**INSTRUCTIONS FOR THE TASK**
Pick out each line with the word "into" from the material that follows.

(Data listing)

* * *

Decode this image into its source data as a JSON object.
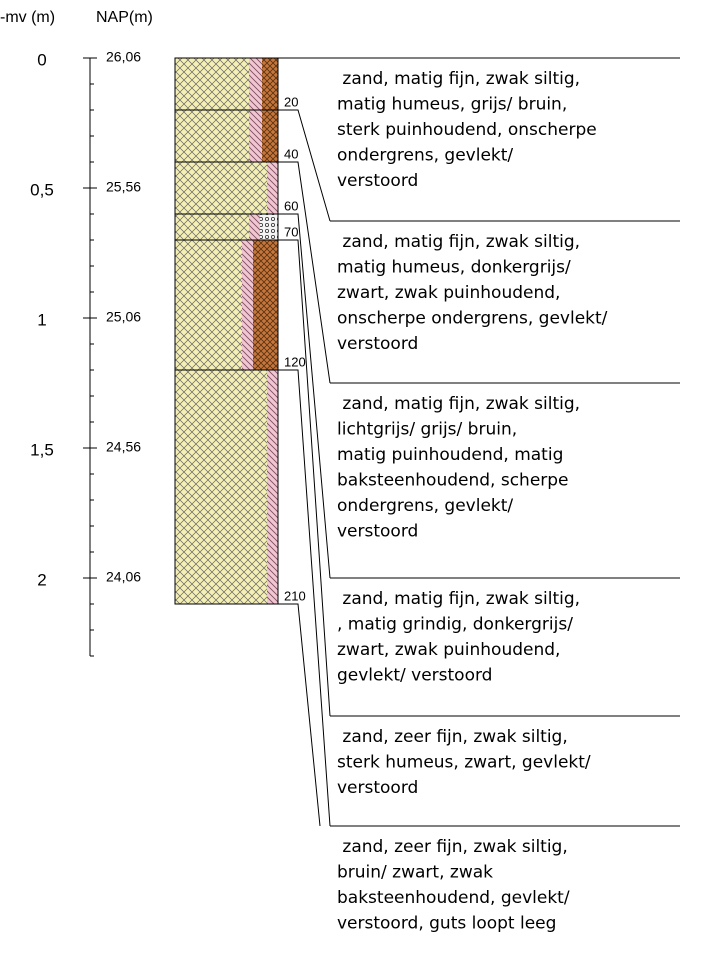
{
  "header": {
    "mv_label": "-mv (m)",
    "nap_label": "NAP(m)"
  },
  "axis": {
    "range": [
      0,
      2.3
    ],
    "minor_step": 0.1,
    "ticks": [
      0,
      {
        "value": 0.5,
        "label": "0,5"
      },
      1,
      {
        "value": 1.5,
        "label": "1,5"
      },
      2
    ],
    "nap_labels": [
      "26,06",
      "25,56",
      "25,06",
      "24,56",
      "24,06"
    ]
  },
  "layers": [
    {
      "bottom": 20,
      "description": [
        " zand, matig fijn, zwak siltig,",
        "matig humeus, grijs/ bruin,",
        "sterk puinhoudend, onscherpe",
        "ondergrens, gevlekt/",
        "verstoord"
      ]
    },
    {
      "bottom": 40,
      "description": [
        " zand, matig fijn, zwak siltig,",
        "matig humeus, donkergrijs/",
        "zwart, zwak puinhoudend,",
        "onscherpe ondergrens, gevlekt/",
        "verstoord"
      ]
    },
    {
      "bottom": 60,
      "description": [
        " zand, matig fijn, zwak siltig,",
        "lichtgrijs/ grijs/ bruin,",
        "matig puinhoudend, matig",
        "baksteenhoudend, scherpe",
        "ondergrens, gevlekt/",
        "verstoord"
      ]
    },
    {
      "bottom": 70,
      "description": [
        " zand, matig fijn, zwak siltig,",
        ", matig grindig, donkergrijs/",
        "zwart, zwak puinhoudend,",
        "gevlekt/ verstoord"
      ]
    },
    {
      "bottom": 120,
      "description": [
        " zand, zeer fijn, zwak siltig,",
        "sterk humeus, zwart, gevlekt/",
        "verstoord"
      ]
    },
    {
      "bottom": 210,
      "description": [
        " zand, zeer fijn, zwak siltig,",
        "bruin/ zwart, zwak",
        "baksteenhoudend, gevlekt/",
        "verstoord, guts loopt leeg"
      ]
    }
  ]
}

* * *

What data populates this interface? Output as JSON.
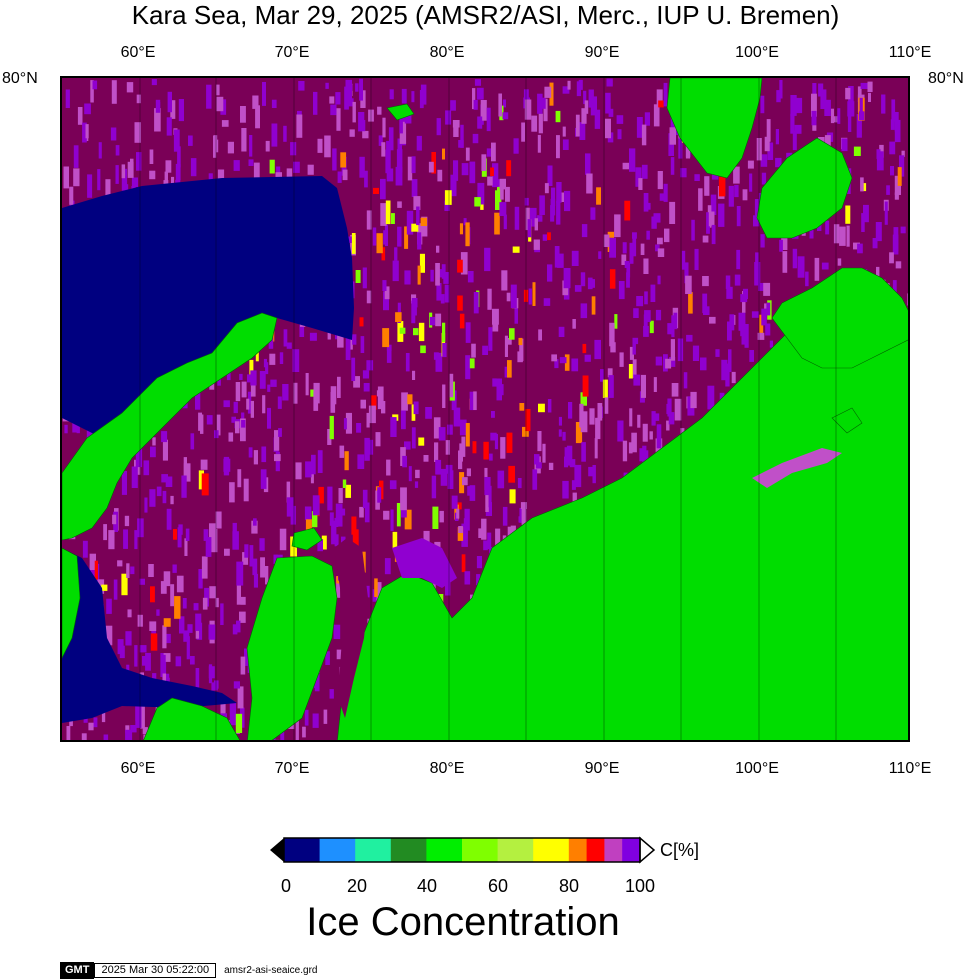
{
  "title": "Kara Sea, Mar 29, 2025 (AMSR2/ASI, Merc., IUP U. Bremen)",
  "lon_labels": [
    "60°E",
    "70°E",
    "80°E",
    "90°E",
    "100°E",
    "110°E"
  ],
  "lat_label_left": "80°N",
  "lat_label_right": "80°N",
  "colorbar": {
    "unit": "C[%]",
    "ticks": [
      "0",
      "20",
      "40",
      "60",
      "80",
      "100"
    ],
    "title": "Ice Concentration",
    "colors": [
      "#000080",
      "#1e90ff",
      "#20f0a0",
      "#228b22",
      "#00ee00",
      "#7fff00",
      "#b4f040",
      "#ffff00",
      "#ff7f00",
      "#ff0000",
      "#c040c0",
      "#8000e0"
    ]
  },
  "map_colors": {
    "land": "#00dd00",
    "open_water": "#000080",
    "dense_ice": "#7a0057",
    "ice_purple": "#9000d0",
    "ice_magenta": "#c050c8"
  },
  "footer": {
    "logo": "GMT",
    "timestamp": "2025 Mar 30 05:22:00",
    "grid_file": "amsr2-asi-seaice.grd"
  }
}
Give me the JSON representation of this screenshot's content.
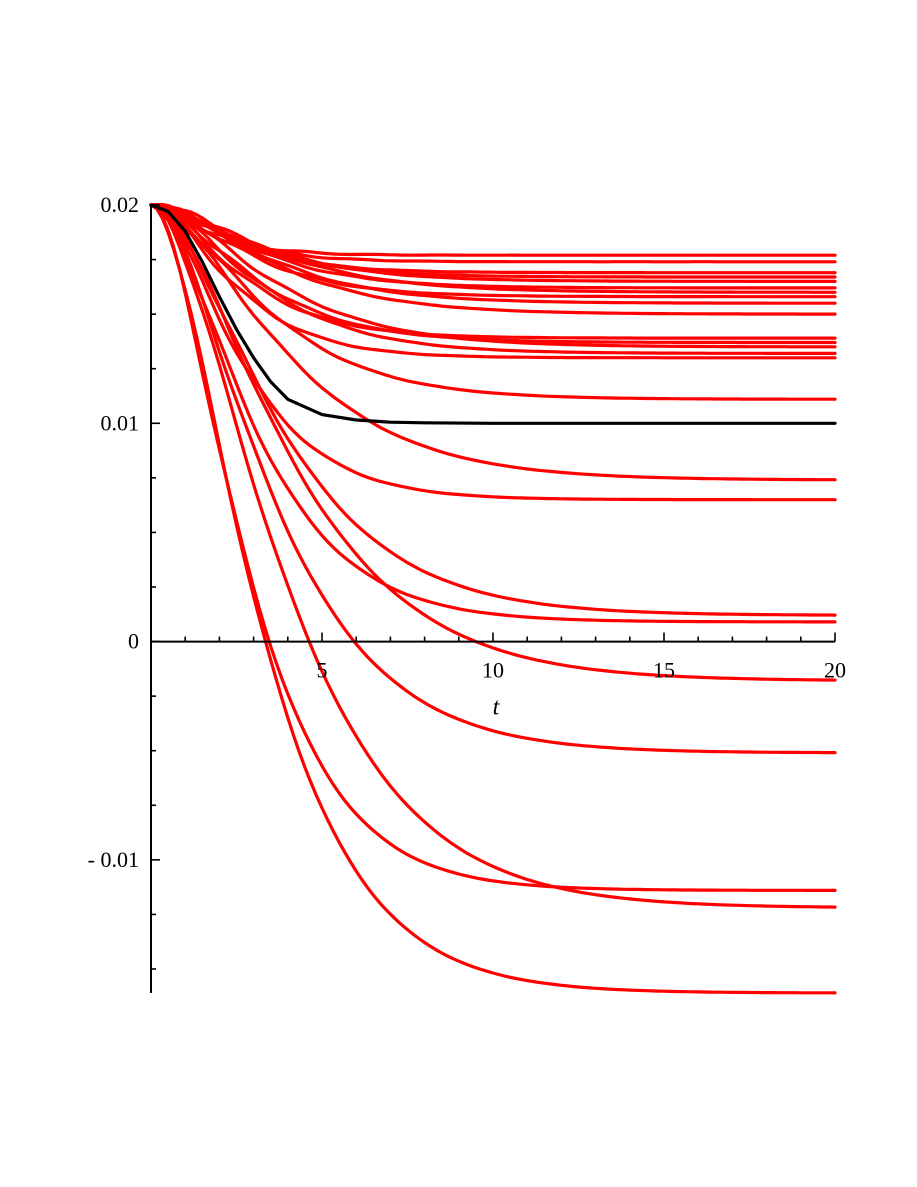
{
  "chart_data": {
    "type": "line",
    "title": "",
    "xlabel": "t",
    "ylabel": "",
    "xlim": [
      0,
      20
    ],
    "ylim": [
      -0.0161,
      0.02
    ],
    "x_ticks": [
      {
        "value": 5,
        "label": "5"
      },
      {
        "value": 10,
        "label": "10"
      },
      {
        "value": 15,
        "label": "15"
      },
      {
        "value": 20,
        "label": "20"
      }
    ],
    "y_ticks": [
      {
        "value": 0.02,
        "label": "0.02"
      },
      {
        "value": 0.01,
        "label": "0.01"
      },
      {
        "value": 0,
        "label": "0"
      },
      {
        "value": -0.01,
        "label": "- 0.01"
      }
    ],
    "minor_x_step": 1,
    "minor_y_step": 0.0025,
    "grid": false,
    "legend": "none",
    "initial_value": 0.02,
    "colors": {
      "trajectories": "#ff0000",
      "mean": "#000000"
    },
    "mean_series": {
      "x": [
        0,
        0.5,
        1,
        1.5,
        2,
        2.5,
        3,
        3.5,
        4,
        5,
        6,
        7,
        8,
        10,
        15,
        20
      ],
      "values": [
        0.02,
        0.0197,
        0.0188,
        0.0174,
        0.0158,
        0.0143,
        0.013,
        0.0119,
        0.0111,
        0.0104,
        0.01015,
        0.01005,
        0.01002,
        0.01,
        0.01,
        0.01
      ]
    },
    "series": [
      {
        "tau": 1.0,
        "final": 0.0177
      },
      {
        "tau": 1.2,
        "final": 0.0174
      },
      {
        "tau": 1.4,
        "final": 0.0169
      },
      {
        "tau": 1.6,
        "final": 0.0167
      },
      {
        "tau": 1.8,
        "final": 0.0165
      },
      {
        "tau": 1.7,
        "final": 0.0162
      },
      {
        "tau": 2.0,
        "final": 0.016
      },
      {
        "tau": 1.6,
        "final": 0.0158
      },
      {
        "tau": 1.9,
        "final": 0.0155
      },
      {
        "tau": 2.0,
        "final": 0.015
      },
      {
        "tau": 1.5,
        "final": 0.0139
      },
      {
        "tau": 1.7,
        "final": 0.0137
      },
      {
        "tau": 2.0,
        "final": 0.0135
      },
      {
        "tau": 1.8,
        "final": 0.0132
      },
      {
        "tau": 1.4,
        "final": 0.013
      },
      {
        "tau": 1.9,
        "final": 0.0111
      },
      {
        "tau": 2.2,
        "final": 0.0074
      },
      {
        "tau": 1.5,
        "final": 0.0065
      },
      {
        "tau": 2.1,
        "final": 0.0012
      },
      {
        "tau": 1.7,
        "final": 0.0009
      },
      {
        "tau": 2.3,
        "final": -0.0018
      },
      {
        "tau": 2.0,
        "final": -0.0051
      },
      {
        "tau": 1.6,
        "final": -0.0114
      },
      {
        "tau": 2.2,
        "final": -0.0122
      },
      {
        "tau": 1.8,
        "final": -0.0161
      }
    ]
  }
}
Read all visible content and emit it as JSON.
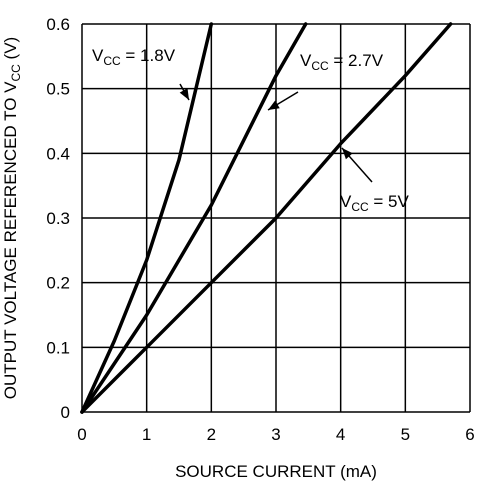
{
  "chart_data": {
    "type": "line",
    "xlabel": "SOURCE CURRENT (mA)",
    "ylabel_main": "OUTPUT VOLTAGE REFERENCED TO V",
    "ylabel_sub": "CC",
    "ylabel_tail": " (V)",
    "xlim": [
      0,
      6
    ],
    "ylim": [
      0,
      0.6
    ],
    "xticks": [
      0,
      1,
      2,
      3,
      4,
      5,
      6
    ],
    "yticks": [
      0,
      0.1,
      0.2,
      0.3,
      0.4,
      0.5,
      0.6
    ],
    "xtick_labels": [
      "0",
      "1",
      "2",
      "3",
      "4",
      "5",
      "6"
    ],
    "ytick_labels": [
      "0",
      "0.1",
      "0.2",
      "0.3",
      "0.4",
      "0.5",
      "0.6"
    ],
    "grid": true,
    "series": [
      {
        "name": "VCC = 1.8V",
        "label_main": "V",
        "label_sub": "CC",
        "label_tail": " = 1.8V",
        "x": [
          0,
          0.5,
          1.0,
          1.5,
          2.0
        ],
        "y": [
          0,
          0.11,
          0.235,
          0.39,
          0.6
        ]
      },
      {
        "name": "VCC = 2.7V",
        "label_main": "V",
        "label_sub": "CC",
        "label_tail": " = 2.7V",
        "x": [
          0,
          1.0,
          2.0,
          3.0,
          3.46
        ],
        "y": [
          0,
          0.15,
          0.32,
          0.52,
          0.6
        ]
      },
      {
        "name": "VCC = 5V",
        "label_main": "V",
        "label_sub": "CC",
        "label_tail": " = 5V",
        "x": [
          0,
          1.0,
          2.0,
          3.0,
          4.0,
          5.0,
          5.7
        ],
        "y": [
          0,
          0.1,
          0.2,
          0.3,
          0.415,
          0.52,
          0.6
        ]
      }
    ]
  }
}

* * *

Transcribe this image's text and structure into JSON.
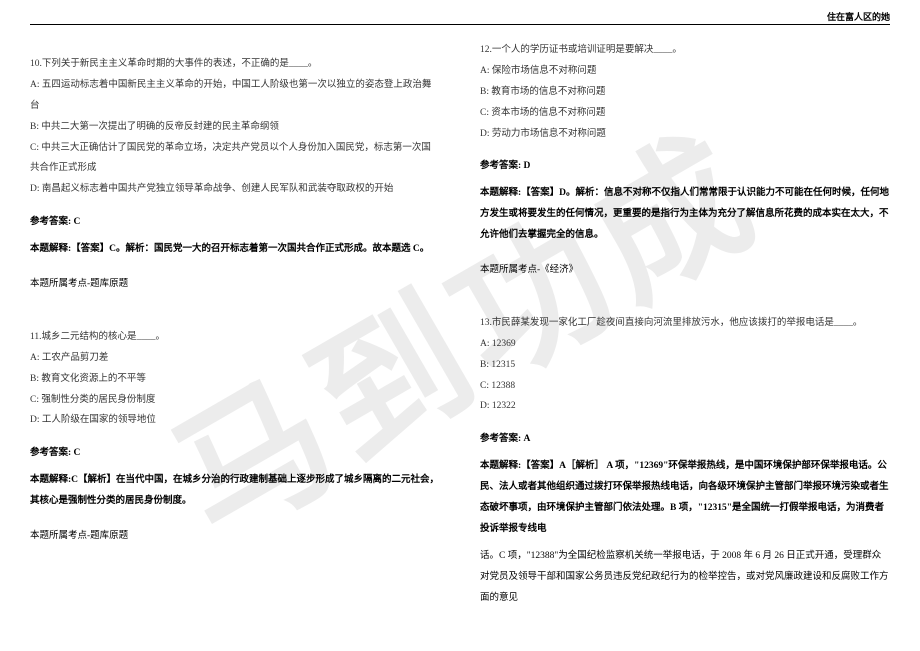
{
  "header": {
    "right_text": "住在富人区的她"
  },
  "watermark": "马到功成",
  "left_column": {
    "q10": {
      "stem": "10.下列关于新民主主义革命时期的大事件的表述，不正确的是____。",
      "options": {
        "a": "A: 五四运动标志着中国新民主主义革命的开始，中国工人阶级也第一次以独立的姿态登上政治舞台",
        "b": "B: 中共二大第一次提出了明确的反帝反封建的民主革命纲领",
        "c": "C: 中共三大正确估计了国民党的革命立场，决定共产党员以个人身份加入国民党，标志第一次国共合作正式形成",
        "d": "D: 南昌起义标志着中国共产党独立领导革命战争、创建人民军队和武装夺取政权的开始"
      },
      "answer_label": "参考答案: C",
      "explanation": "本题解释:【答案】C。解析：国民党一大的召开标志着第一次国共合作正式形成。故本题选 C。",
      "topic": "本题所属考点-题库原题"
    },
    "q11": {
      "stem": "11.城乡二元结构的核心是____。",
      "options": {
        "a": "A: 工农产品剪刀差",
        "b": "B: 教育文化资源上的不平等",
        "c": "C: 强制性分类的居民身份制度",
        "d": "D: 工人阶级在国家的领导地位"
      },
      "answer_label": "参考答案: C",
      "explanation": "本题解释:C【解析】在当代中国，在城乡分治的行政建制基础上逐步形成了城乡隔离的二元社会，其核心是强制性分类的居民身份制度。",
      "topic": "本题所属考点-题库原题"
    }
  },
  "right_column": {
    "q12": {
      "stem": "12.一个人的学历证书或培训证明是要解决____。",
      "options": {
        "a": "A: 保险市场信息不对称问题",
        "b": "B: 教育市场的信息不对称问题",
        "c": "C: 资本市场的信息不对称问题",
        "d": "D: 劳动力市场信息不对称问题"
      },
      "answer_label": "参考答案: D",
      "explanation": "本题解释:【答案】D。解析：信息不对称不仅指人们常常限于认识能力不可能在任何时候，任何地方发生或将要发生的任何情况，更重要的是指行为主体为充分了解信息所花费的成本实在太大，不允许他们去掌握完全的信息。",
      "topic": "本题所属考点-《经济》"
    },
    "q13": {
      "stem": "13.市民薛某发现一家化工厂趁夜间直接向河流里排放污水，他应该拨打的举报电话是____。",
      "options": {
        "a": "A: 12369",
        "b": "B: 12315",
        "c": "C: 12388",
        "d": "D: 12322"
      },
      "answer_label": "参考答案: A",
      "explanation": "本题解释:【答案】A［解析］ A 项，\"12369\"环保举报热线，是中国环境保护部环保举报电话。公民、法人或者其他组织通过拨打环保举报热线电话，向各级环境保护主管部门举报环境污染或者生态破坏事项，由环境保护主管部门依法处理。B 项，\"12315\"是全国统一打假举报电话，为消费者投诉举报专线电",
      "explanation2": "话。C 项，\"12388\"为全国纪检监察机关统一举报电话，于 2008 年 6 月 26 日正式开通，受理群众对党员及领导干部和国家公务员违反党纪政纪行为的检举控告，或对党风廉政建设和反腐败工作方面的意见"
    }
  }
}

* * *

**TASK OUTPUT**
Decode this image into its source data as a JSON object.
Transcribe this image's text and structure into JSON.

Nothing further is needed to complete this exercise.